**WHAT IS REQUIRED:** Identify the line in which "Extract all readable text from this page." appears, then reproduce that line and all remaining lines of the records word for word.

**TASK DATA:**
▼
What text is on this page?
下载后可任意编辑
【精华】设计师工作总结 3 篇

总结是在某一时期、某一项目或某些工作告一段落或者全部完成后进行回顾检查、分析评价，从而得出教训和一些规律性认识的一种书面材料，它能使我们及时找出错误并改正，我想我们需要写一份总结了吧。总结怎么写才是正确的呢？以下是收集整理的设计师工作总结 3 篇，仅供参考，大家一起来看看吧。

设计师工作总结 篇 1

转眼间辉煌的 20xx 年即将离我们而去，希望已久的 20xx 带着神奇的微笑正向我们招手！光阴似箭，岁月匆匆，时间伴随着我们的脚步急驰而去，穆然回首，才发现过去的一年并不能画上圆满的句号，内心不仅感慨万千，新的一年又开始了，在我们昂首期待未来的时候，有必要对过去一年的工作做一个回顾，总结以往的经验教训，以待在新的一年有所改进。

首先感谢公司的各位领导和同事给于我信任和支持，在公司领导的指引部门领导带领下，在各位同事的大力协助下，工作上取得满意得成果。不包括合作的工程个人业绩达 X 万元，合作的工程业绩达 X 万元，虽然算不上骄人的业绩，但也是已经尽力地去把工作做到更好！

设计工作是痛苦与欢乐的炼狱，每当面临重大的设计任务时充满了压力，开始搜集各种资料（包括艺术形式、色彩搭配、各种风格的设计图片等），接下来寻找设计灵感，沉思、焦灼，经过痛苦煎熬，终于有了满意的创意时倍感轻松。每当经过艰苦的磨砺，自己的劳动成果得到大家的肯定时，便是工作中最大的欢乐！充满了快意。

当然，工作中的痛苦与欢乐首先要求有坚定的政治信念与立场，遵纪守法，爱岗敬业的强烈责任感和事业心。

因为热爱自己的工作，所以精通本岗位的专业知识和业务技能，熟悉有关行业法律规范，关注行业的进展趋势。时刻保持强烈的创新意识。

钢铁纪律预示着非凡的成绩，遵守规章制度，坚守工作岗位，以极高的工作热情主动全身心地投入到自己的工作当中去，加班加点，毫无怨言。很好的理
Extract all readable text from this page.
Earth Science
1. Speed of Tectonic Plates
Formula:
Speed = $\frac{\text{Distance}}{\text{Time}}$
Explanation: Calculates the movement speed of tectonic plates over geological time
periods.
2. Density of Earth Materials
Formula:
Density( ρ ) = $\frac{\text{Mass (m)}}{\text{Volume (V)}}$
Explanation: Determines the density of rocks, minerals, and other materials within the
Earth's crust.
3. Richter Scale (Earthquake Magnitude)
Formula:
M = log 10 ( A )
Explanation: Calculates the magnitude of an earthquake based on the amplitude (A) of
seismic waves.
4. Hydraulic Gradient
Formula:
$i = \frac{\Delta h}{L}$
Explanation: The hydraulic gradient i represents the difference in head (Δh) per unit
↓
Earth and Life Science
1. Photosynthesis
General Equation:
▲
**EXERCISE RESULT:**
Extract all readable text from this page.
Earth Science
1. Speed of Tectonic Plates
Formula:
Speed = $\frac{\text{Distance}}{\text{Time}}$
Explanation: Calculates the movement speed of tectonic plates over geological time
periods.
2. Density of Earth Materials
Formula:
Density( ρ ) = $\frac{\text{Mass (m)}}{\text{Volume (V)}}$
Explanation: Determines the density of rocks, minerals, and other materials within the
Earth's crust.
3. Richter Scale (Earthquake Magnitude)
Formula:
M = log 10 ( A )
Explanation: Calculates the magnitude of an earthquake based on the amplitude (A) of
seismic waves.
4. Hydraulic Gradient
Formula:
$i = \frac{\Delta h}{L}$
Explanation: The hydraulic gradient i represents the difference in head (Δh) per unit
↓
Earth and Life Science
1. Photosynthesis
General Equation:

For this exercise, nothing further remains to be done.